- _Stated exercise_: Transcribe all of the material exactly, except for its pictures.

- _Records supplied_:
^^^^^^^^^^^^^^^^

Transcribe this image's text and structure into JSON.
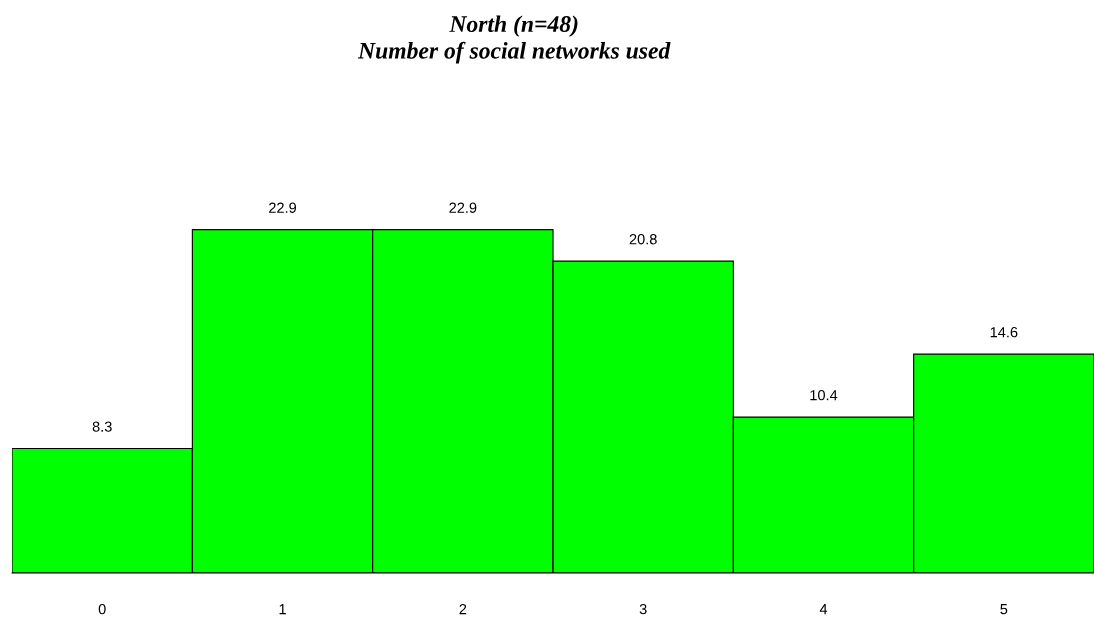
{
  "chart_data": {
    "type": "bar",
    "title": "North (n=48)\nNumber of social networks used",
    "categories": [
      "0",
      "1",
      "2",
      "3",
      "4",
      "5"
    ],
    "values": [
      8.3,
      22.9,
      22.9,
      20.8,
      10.4,
      14.6
    ],
    "color": "#00ff00",
    "data_labels": true,
    "grid": false,
    "legend": false
  }
}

^^^^^^^^^^^^^^^^

- _Output_:
Transcribe this image's text and structure into JSON.
{
  "chart_data": {
    "type": "bar",
    "title": "North (n=48)\nNumber of social networks used",
    "categories": [
      "0",
      "1",
      "2",
      "3",
      "4",
      "5"
    ],
    "values": [
      8.3,
      22.9,
      22.9,
      20.8,
      10.4,
      14.6
    ],
    "color": "#00ff00",
    "data_labels": true,
    "grid": false,
    "legend": false
  }
}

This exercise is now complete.